== What to work on ==
1. According to the eating disorders article, why were women with anorexia, including those in recovery, less motivated to eat? Answer in one to three sentences.
2. Could you condense the paragraph in the eating disorders article that begins "When a person is cutting out" into a short bulleted list that keeps its main facts?

== Document section ==
____________

Eating disorders vary and can affect anyone
Eating disorders are an equal opportunity offender: rates are increasing among all ages, ethnicities, and genders. The most recent numbers suggest more than one million Australians struggle with an eating disorder, according to the Australian Government Department of Health. The group of disorders includes conditions such as anorexia nervosa, bulimia nervosa, binge eating disorder and compulsive exercise. The issue is that there are many misconceptions about eating disorders, says associate professor in psychiatry and behavioural sciences, Dr Nancy Zucker.
The biggest myth “is that eating disorders are all about people’s concern with appearance,” says Zucker. “But I really think that’s the thing that leads people astray. These are really disorders of the self.” Often the conditions are about trying to take a measure of control in a world that feels out of their control.
Eating disorders can be potentially life-threatening or have long-lasting effects on an individual’s health. For example, anorexia can lead to health conditions such as anaemia, malnutrition, or low blood pressure, while binge eating can damage self-esteem while raising the risk of weight gain and heart disease. It’s important to remember that not all eating disorders lead to extreme weight loss – or gain. Learn more about spotting eating disorder symptoms that have nothing to do with weight.
Rigidity with food types
When a person is cutting out an increasing number of food groups (all sugar, all carbs, all dairy, all meat, all animal products), it may be a sign of an eating disorder, says Zucker. This is called orthorexia. She feels the food industry encourages rigid thinking by promoting one kind of food over another – “it cycles between carbs are bad, now fats are bad,” she says. Elimination diets can make things worse for people with eating disorders. “The diets can eliminate 85 per cent of the foods that you’re allowed to eat.”
Ignoring the body’s cues
When people make rigid rules about what they eat, they begin to override the body’s signals of hunger and fullness, says Zucker. In a 2016 study, published in Biological Psychiatry, researchers analysed brain function in a small sample of 23 women who had recovered from anorexia and a group of 17 healthy women who never had the condition. The researchers found that women with anorexia – even those in recovery – didn’t respond to hunger signals in the same way as their healthy counterparts. Their decreased response meant they were less motivated to eat.

____________

== Document understanding data ==
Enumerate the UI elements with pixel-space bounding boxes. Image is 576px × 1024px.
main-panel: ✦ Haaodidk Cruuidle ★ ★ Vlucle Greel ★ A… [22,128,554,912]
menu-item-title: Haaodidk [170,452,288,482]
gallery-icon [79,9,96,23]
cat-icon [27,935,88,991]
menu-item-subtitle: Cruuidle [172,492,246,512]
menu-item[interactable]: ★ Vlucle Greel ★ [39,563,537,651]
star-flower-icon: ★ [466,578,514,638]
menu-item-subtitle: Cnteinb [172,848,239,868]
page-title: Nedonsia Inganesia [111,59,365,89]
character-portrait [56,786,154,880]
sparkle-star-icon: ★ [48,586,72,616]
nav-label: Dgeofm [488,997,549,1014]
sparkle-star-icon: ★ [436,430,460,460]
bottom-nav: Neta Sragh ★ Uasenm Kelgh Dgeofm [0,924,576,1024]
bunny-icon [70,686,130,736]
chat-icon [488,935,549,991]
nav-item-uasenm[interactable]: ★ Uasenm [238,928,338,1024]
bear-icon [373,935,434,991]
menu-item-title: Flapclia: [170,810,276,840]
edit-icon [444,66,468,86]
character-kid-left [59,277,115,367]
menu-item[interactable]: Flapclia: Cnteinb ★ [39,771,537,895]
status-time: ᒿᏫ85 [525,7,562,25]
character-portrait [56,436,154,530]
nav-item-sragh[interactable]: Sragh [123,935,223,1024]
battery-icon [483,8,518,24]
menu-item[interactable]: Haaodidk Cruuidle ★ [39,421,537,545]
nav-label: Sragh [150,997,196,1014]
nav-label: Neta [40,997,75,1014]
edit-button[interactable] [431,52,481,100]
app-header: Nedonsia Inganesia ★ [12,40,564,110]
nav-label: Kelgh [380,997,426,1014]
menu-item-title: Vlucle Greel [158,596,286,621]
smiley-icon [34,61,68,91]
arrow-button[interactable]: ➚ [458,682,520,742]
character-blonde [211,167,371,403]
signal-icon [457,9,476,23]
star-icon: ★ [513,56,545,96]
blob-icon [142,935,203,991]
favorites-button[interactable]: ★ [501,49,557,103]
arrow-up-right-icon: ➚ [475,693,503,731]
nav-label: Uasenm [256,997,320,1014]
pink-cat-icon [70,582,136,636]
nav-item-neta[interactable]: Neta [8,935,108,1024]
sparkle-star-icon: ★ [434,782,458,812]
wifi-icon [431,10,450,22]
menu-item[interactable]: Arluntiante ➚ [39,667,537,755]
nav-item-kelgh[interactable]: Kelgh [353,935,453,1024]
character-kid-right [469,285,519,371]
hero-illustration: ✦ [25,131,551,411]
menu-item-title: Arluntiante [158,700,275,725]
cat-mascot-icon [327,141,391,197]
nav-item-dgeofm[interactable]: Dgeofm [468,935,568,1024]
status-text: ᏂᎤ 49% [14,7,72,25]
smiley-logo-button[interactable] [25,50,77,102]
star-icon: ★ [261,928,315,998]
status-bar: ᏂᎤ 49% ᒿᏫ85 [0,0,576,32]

____________

== Outputs for the tasks ==
1. They did not respond to hunger signals the way the healthy women did. That decreased response made them less motivated to eat.

2.
- Cutting out more and more food groups, such as all sugar, carbs, dairy, meat or animal products, may signal an eating disorder, called orthorexia.
- Zucker believes the food industry encourages rigid thinking by promoting one kind of food over another, cycling between "carbs are bad" and "fats are bad."
- Elimination diets can worsen eating disorders, since they can remove 85 per cent of the foods a person is allowed to eat.